## The exercise
Write every entry out again exactly, please, and skip the pictures.

## Material
======

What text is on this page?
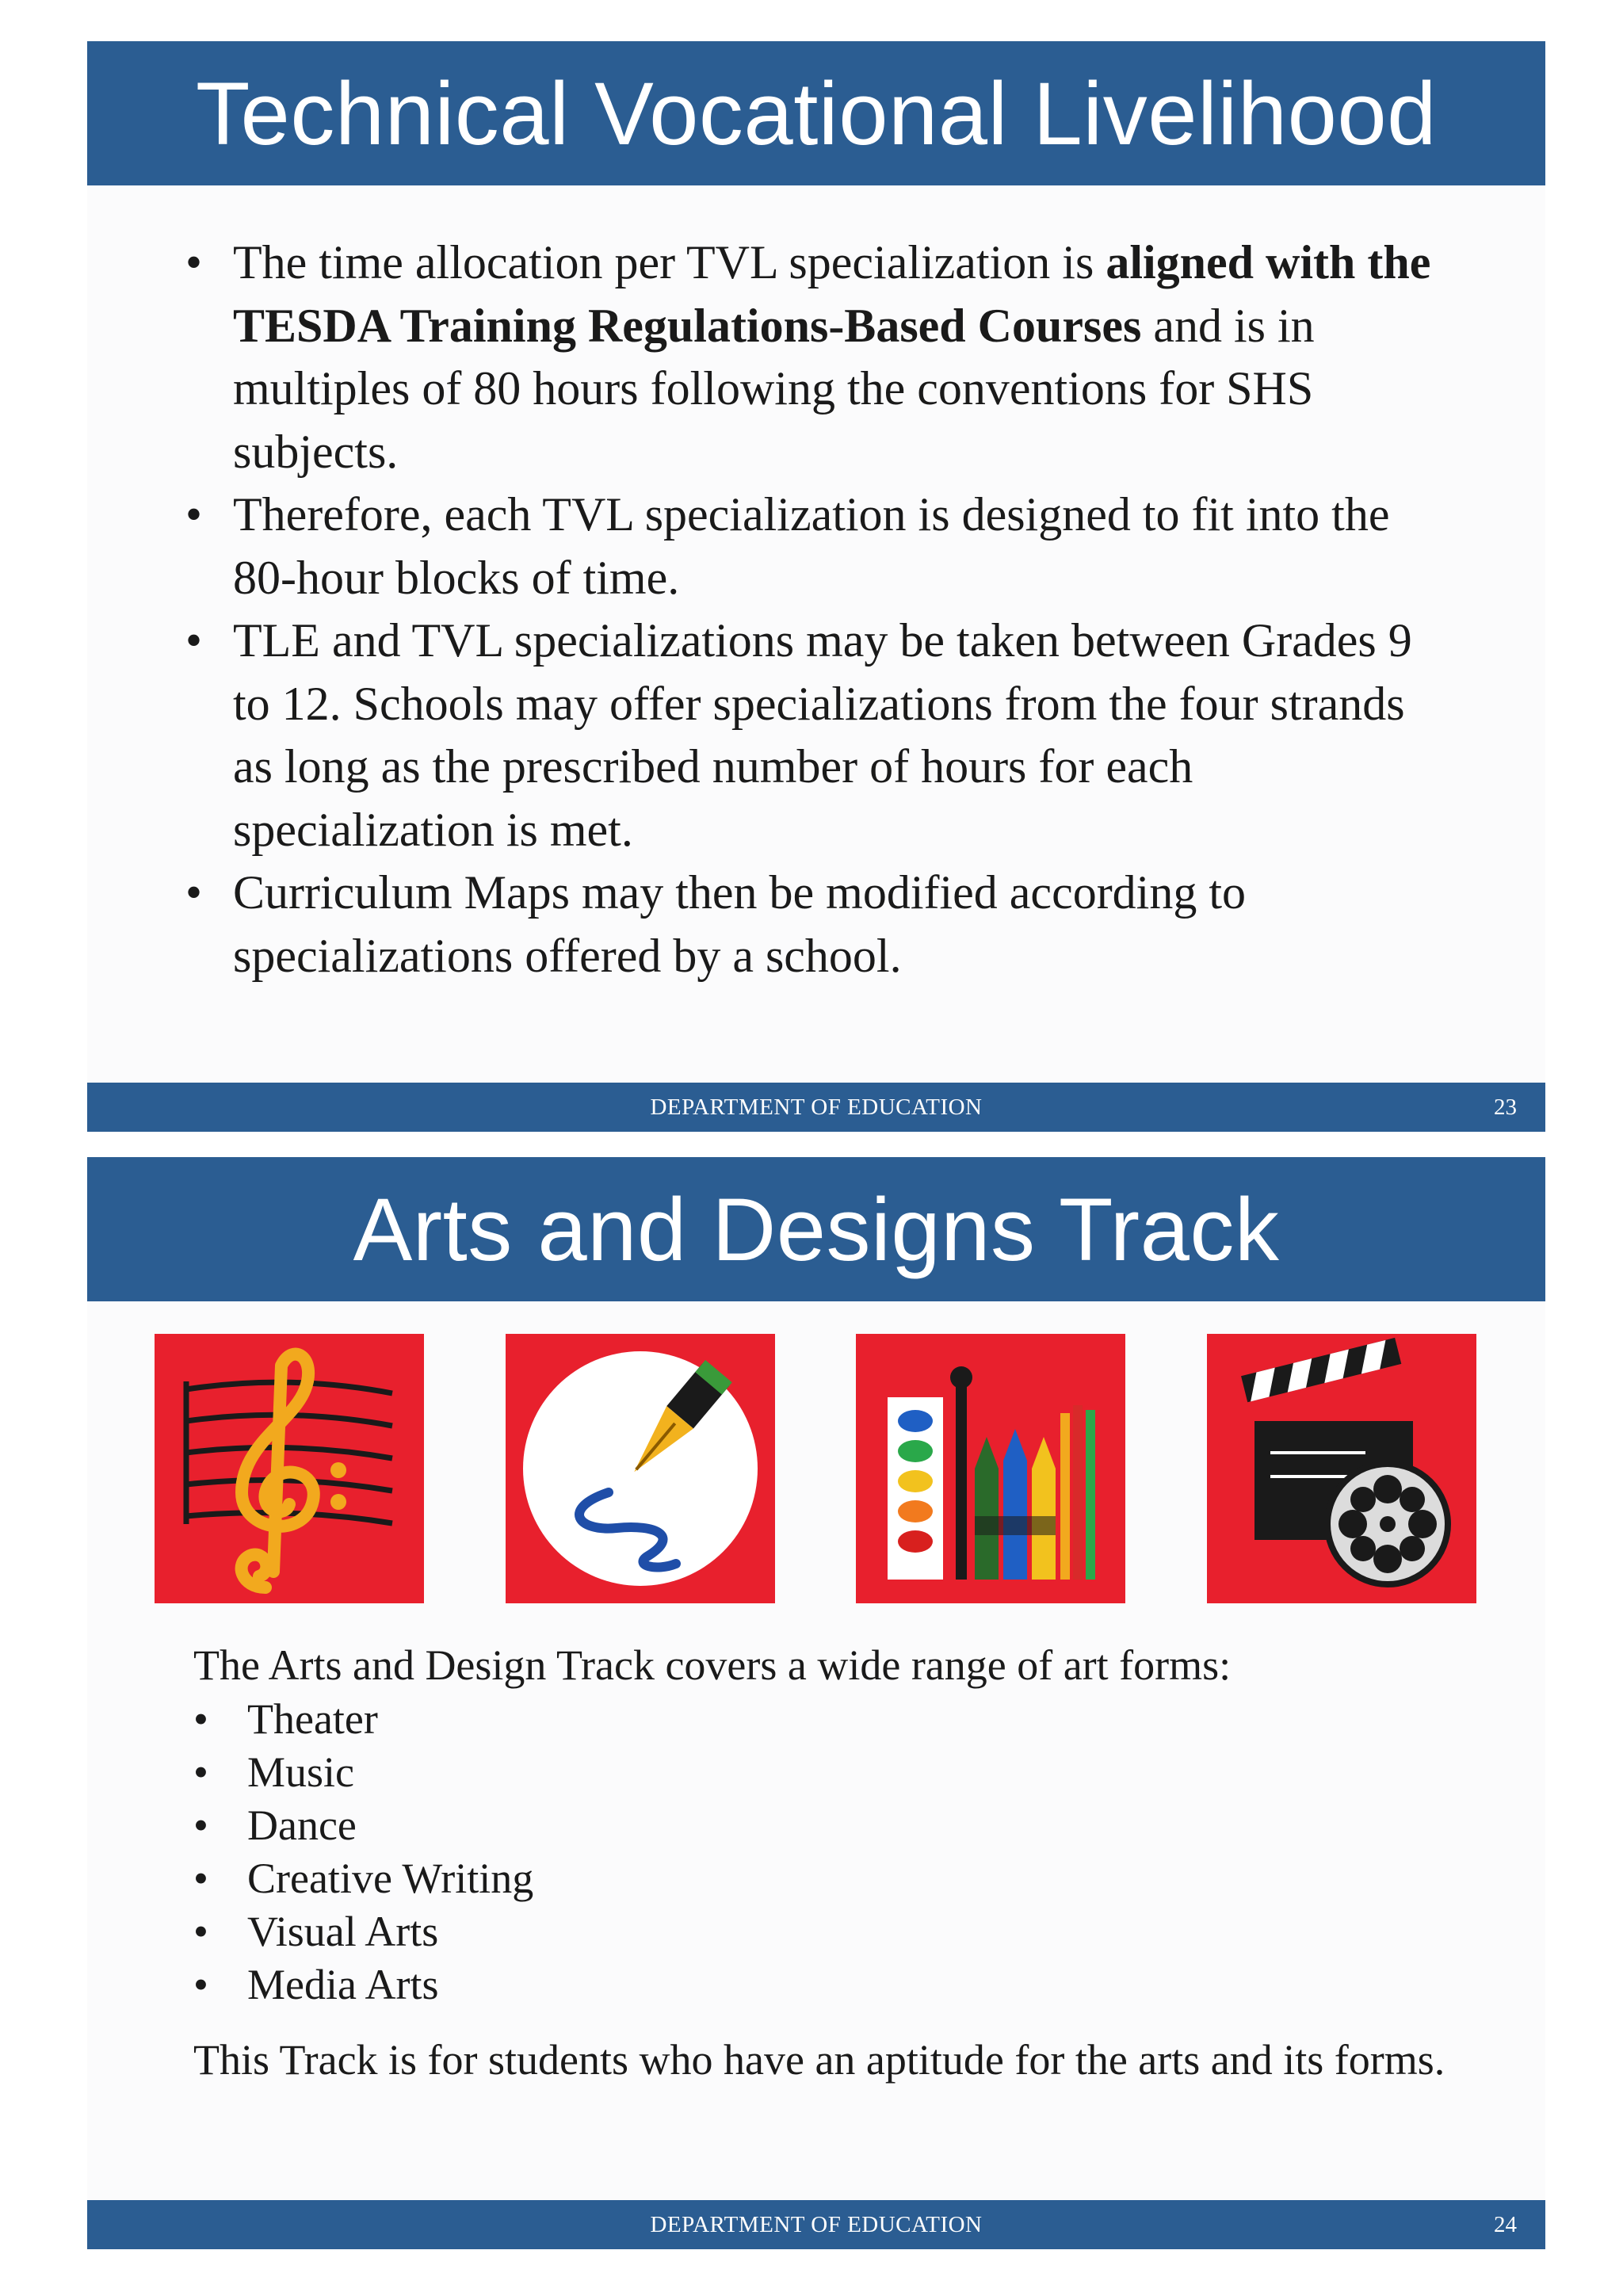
Technical Vocational Livelihood
• The time allocation per TVL specialization is aligned with the TESDA Training Regulations-Based Courses and is in multiples of 80 hours following the conventions for SHS subjects.
• Therefore, each TVL specialization is designed to fit into the 80-hour blocks of time.
• TLE and TVL specializations may be taken between Grades 9 to 12. Schools may offer specializations from the four strands as long as the prescribed number of hours for each specialization is met.
• Curriculum Maps may then be modified according to specializations offered by a school.
DEPARTMENT OF EDUCATION	23
Arts and Designs Track
The Arts and Design Track covers a wide range of art forms:
• Theater
• Music
• Dance
• Creative Writing
• Visual Arts
• Media Arts
This Track is for students who have an aptitude for the arts and its forms.
DEPARTMENT OF EDUCATION	24
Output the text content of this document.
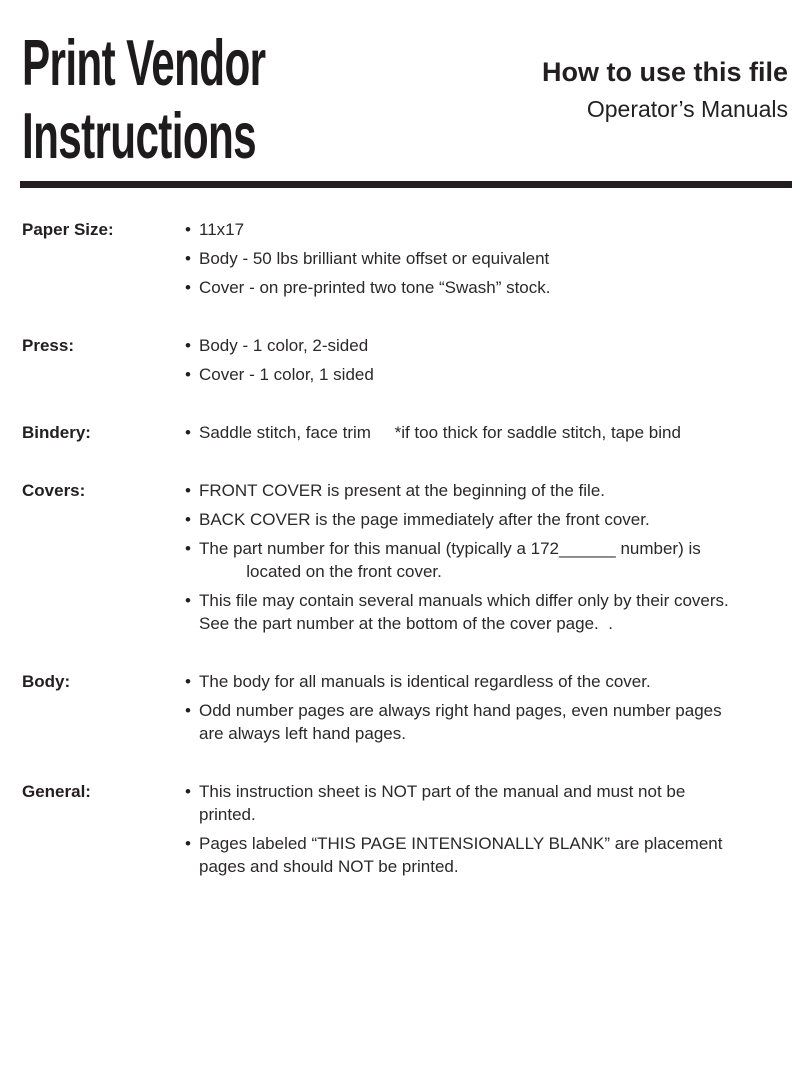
Print Vendor
Instructions
How to use this file
Operator’s Manuals
Paper Size:	• 11x17
• Body - 50 lbs brilliant white offset or equivalent
• Cover - on pre-printed two tone “Swash” stock.
Press:	• Body - 1 color, 2-sided
• Cover - 1 color, 1 sided
Bindery:	• Saddle stitch, face trim     *if too thick for saddle stitch, tape bind
Covers:	• FRONT COVER is present at the beginning of the file.
• BACK COVER is the page immediately after the front cover.
• The part number for this manual (typically a 172______ number) is
located on the front cover.
• This file may contain several manuals which differ only by their covers.
See the part number at the bottom of the cover page.  .
Body:	• The body for all manuals is identical regardless of the cover.
• Odd number pages are always right hand pages, even number pages
are always left hand pages.
General:	• This instruction sheet is NOT part of the manual and must not be
printed.
• Pages labeled “THIS PAGE INTENSIONALLY BLANK” are placement
pages and should NOT be printed.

======

## Reply
What text is on this page?
Technical Vocational Livelihood
• The time allocation per TVL specialization is aligned with the TESDA Training Regulations-Based Courses and is in multiples of 80 hours following the conventions for SHS subjects.
• Therefore, each TVL specialization is designed to fit into the 80-hour blocks of time.
• TLE and TVL specializations may be taken between Grades 9 to 12. Schools may offer specializations from the four strands as long as the prescribed number of hours for each specialization is met.
• Curriculum Maps may then be modified according to specializations offered by a school.
DEPARTMENT OF EDUCATION	23
Arts and Designs Track
The Arts and Design Track covers a wide range of art forms:
• Theater
• Music
• Dance
• Creative Writing
• Visual Arts
• Media Arts
This Track is for students who have an aptitude for the arts and its forms.
DEPARTMENT OF EDUCATION	24
Output the text content of this document.
Print Vendor
Instructions
How to use this file
Operator’s Manuals
Paper Size:	• 11x17
• Body - 50 lbs brilliant white offset or equivalent
• Cover - on pre-printed two tone “Swash” stock.
Press:	• Body - 1 color, 2-sided
• Cover - 1 color, 1 sided
Bindery:	• Saddle stitch, face trim     *if too thick for saddle stitch, tape bind
Covers:	• FRONT COVER is present at the beginning of the file.
• BACK COVER is the page immediately after the front cover.
• The part number for this manual (typically a 172______ number) is
located on the front cover.
• This file may contain several manuals which differ only by their covers.
See the part number at the bottom of the cover page.  .
Body:	• The body for all manuals is identical regardless of the cover.
• Odd number pages are always right hand pages, even number pages
are always left hand pages.
General:	• This instruction sheet is NOT part of the manual and must not be
printed.
• Pages labeled “THIS PAGE INTENSIONALLY BLANK” are placement
pages and should NOT be printed.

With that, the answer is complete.